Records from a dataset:
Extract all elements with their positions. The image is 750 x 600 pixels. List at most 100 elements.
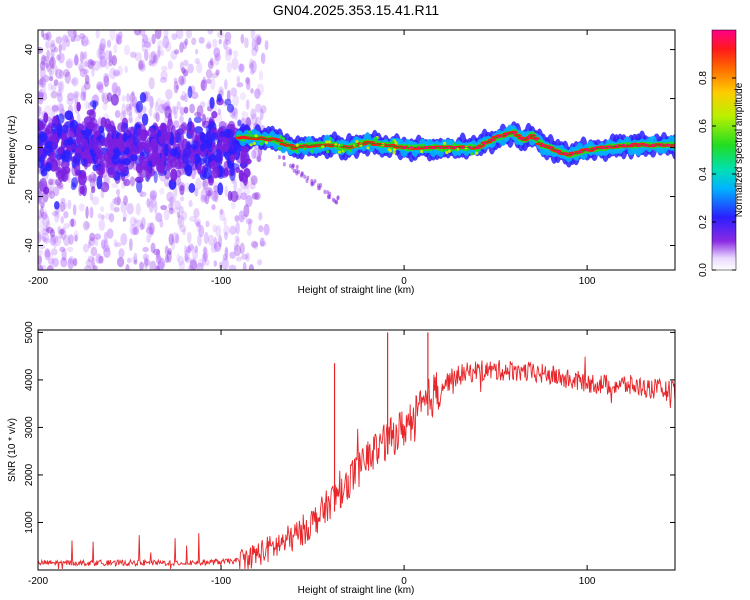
- spectrogram-noise: [113, 43, 118, 54]
- spectrogram-noise: [165, 88, 173, 100]
- spectrogram-noise: [85, 175, 91, 182]
- spectrogram-noise: [256, 155, 262, 163]
- spectrogram-noise: [50, 90, 58, 99]
- spectrogram-noise: [115, 33, 120, 44]
- spectrogram-noise: [183, 244, 188, 256]
- spectrogram-noise: [245, 194, 253, 208]
- spectrogram-noise: [194, 111, 202, 117]
- spectrogram-noise: [195, 48, 199, 55]
- spectrogram-highlight: [337, 150, 342, 154]
- spectrogram-noise: [53, 79, 59, 87]
- spectrogram-noise: [240, 192, 248, 200]
- spectrogram-band: [76, 101, 81, 112]
- spectrogram-noise: [259, 237, 265, 247]
- spectrogram-noise: [54, 236, 62, 247]
- snr-ytick-label: 1000: [24, 511, 35, 534]
- spectrogram-noise: [179, 77, 185, 87]
- spectrogram-noise: [39, 60, 46, 71]
- spectrogram-band: [45, 140, 54, 150]
- spectrogram-noise: [142, 253, 150, 261]
- spectrogram-noise: [56, 181, 64, 189]
- spectrogram-highlight: [295, 149, 299, 154]
- spectrogram-noise: [53, 186, 60, 197]
- spectrogram-peak-dot: [563, 152, 567, 156]
- spectrogram-noise: [256, 153, 261, 163]
- spectrogram-highlight: [387, 148, 391, 152]
- spectrogram-noise: [228, 264, 237, 270]
- spectrogram-noise: [81, 52, 87, 61]
- spectrogram-noise: [251, 47, 258, 57]
- spectrogram-ytick-label: 20: [24, 93, 35, 105]
- spectrogram-noise: [102, 244, 111, 253]
- spectrogram-noise: [219, 209, 225, 222]
- spectrogram-noise: [117, 65, 123, 76]
- spectrogram-noise: [40, 55, 47, 66]
- spectrogram-noise: [263, 223, 270, 236]
- spectrogram-noise: [44, 39, 52, 49]
- spectrogram-noise: [144, 48, 149, 62]
- spectrogram-noise: [98, 42, 106, 51]
- spectrogram-band: [77, 172, 87, 186]
- spectrogram-band: [187, 86, 193, 99]
- spectrogram-noise: [106, 228, 114, 239]
- spectrogram-noise: [38, 262, 41, 270]
- spectrogram-peak-dot: [615, 144, 618, 148]
- spectrogram-noise: [40, 30, 45, 38]
- spectrogram-noise: [60, 215, 65, 224]
- spectrogram-noise: [151, 33, 156, 45]
- spectrogram-noise: [38, 90, 41, 98]
- spectrogram-peak-dot: [527, 135, 530, 139]
- spectrogram-noise: [236, 75, 241, 84]
- spectrogram-noise: [72, 258, 78, 267]
- spectrogram-peak-dot: [497, 135, 501, 139]
- spectrogram-tail: [317, 186, 321, 191]
- spectrogram-noise: [167, 247, 173, 256]
- spectrogram-noise: [116, 256, 125, 268]
- spectrogram-noise: [149, 227, 153, 238]
- spectrogram-noise: [38, 266, 44, 270]
- spectrogram-highlight: [249, 143, 253, 147]
- spectrogram-peak-dot: [461, 146, 465, 149]
- spectrogram-noise: [65, 39, 71, 48]
- spectrogram-noise: [46, 265, 54, 270]
- spectrogram-peak-dot: [571, 152, 574, 156]
- spectrogram-noise: [182, 228, 186, 236]
- spectrogram-noise: [147, 222, 152, 231]
- spectrogram-noise: [257, 259, 263, 266]
- spectrogram-band: [219, 137, 225, 148]
- spectrogram-noise: [109, 67, 117, 80]
- colorbar-tick-label: 0.6: [698, 119, 709, 133]
- spectrogram-noise: [129, 238, 133, 252]
- spectrogram-noise: [59, 232, 64, 240]
- spectrogram-noise: [39, 66, 46, 79]
- colorbar-gradient: [712, 30, 736, 270]
- spectrogram-noise: [188, 199, 193, 208]
- spectrogram-noise: [239, 242, 245, 255]
- spectrogram-noise: [259, 108, 264, 121]
- spectrogram-noise: [233, 241, 239, 251]
- spectrogram-peak-dot: [519, 137, 523, 141]
- spectrogram-noise: [42, 91, 48, 102]
- spectrogram-noise: [157, 103, 166, 114]
- spectrogram-noise: [113, 206, 120, 213]
- spectrogram-highlight: [252, 141, 256, 145]
- spectrogram-band: [200, 143, 206, 152]
- spectrogram-band: [106, 92, 113, 102]
- spectrogram-noise: [50, 48, 55, 62]
- spectrogram-noise: [54, 65, 58, 77]
- spectrogram-band: [229, 155, 236, 162]
- spectrogram-noise: [82, 243, 89, 253]
- spectrogram-noise: [204, 194, 210, 205]
- spectrogram-noise: [64, 71, 71, 84]
- spectrogram-noise: [133, 252, 138, 263]
- spectrogram-noise: [38, 105, 42, 118]
- spectrogram-noise: [235, 221, 240, 235]
- spectrogram-noise: [146, 198, 151, 208]
- spectrogram-tail: [292, 168, 296, 173]
- spectrogram-band: [205, 130, 212, 143]
- spectrogram-band: [95, 166, 105, 176]
- spectrogram-band: [122, 132, 128, 143]
- spectrogram-band: [163, 143, 169, 157]
- spectrogram-noise: [38, 254, 42, 268]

*To do:*
Copy out, word for word, the stretch of the items that opens with the line containing "- spectrogram-noise: [113, 43, 118, 54]" and closes with the line containing "- spectrogram-peak-dot: [527, 135, 530, 139]", keeping both of those lines.

*Task answer:*
- spectrogram-noise: [113, 43, 118, 54]
- spectrogram-noise: [165, 88, 173, 100]
- spectrogram-noise: [85, 175, 91, 182]
- spectrogram-noise: [256, 155, 262, 163]
- spectrogram-noise: [50, 90, 58, 99]
- spectrogram-noise: [115, 33, 120, 44]
- spectrogram-noise: [183, 244, 188, 256]
- spectrogram-noise: [245, 194, 253, 208]
- spectrogram-noise: [194, 111, 202, 117]
- spectrogram-noise: [195, 48, 199, 55]
- spectrogram-highlight: [337, 150, 342, 154]
- spectrogram-noise: [53, 79, 59, 87]
- spectrogram-noise: [240, 192, 248, 200]
- spectrogram-band: [76, 101, 81, 112]
- spectrogram-noise: [259, 237, 265, 247]
- spectrogram-noise: [54, 236, 62, 247]
- snr-ytick-label: 1000: [24, 511, 35, 534]
- spectrogram-noise: [179, 77, 185, 87]
- spectrogram-noise: [39, 60, 46, 71]
- spectrogram-band: [45, 140, 54, 150]
- spectrogram-noise: [142, 253, 150, 261]
- spectrogram-noise: [56, 181, 64, 189]
- spectrogram-highlight: [295, 149, 299, 154]
- spectrogram-noise: [53, 186, 60, 197]
- spectrogram-peak-dot: [563, 152, 567, 156]
- spectrogram-noise: [256, 153, 261, 163]
- spectrogram-highlight: [387, 148, 391, 152]
- spectrogram-noise: [228, 264, 237, 270]
- spectrogram-noise: [81, 52, 87, 61]
- spectrogram-noise: [251, 47, 258, 57]
- spectrogram-ytick-label: 20: [24, 93, 35, 105]
- spectrogram-noise: [102, 244, 111, 253]
- spectrogram-noise: [219, 209, 225, 222]
- spectrogram-noise: [117, 65, 123, 76]
- spectrogram-noise: [40, 55, 47, 66]
- spectrogram-noise: [263, 223, 270, 236]
- spectrogram-noise: [44, 39, 52, 49]
- spectrogram-noise: [144, 48, 149, 62]
- spectrogram-noise: [98, 42, 106, 51]
- spectrogram-band: [77, 172, 87, 186]
- spectrogram-band: [187, 86, 193, 99]
- spectrogram-noise: [106, 228, 114, 239]
- spectrogram-noise: [38, 262, 41, 270]
- spectrogram-peak-dot: [615, 144, 618, 148]
- spectrogram-noise: [40, 30, 45, 38]
- spectrogram-noise: [60, 215, 65, 224]
- spectrogram-noise: [151, 33, 156, 45]
- spectrogram-noise: [38, 90, 41, 98]
- spectrogram-peak-dot: [527, 135, 530, 139]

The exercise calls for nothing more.